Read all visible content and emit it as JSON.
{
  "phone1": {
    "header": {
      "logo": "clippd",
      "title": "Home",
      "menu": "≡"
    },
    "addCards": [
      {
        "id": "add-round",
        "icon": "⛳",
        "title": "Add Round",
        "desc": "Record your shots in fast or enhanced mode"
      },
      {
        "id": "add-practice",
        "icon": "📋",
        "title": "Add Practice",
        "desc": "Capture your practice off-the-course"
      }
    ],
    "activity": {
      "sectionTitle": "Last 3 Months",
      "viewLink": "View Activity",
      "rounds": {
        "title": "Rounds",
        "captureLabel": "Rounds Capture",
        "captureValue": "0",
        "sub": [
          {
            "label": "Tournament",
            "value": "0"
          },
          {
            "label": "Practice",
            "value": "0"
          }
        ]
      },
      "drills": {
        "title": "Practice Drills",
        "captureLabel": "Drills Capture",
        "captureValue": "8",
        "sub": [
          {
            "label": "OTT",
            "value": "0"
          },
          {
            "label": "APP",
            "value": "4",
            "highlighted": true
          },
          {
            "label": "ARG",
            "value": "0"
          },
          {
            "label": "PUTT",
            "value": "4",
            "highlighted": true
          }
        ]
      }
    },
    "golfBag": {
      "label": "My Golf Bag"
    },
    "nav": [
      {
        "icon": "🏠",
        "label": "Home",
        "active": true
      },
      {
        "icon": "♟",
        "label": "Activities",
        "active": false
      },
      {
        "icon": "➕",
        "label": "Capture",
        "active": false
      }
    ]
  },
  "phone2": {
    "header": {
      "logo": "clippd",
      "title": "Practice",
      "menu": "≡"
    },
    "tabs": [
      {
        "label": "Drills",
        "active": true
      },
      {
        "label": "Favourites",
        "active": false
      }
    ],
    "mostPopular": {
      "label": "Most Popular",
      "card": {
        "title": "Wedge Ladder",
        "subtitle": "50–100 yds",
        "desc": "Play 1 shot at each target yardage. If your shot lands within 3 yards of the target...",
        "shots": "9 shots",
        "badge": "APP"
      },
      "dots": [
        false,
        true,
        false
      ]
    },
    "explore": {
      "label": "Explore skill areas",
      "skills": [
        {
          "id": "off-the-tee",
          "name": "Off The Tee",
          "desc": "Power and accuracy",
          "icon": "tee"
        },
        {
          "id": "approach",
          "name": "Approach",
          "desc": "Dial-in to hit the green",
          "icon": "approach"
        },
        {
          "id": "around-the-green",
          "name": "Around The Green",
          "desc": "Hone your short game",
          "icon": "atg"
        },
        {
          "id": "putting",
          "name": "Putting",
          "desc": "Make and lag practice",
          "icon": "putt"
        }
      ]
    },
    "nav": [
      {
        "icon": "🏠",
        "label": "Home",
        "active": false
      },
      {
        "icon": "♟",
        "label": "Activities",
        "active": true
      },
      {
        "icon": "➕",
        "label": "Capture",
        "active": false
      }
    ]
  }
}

⁂

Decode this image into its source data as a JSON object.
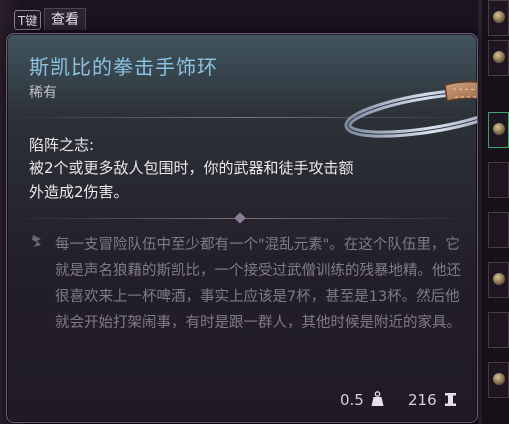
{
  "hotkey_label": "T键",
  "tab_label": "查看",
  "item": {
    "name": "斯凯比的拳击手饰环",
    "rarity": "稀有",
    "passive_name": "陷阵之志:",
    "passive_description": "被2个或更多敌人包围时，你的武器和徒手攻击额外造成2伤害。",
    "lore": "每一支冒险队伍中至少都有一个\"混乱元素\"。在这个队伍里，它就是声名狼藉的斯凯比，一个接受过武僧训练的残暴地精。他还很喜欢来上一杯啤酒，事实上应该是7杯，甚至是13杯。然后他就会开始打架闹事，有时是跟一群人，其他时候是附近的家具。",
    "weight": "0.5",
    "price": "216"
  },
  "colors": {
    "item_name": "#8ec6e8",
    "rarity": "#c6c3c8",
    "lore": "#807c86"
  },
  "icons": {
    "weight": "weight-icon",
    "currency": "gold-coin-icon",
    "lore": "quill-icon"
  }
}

⁂

## To do
Scan the entries above for the word "your" and collect each line holding it.

## Written answer
        "desc": "Record your shots in fast or enhanced mode"
        "desc": "Capture your practice off-the-course"
        "desc": "Play 1 shot at each target yardage. If your shot lands within 3 yards of the target...",
          "desc": "Hone your short game",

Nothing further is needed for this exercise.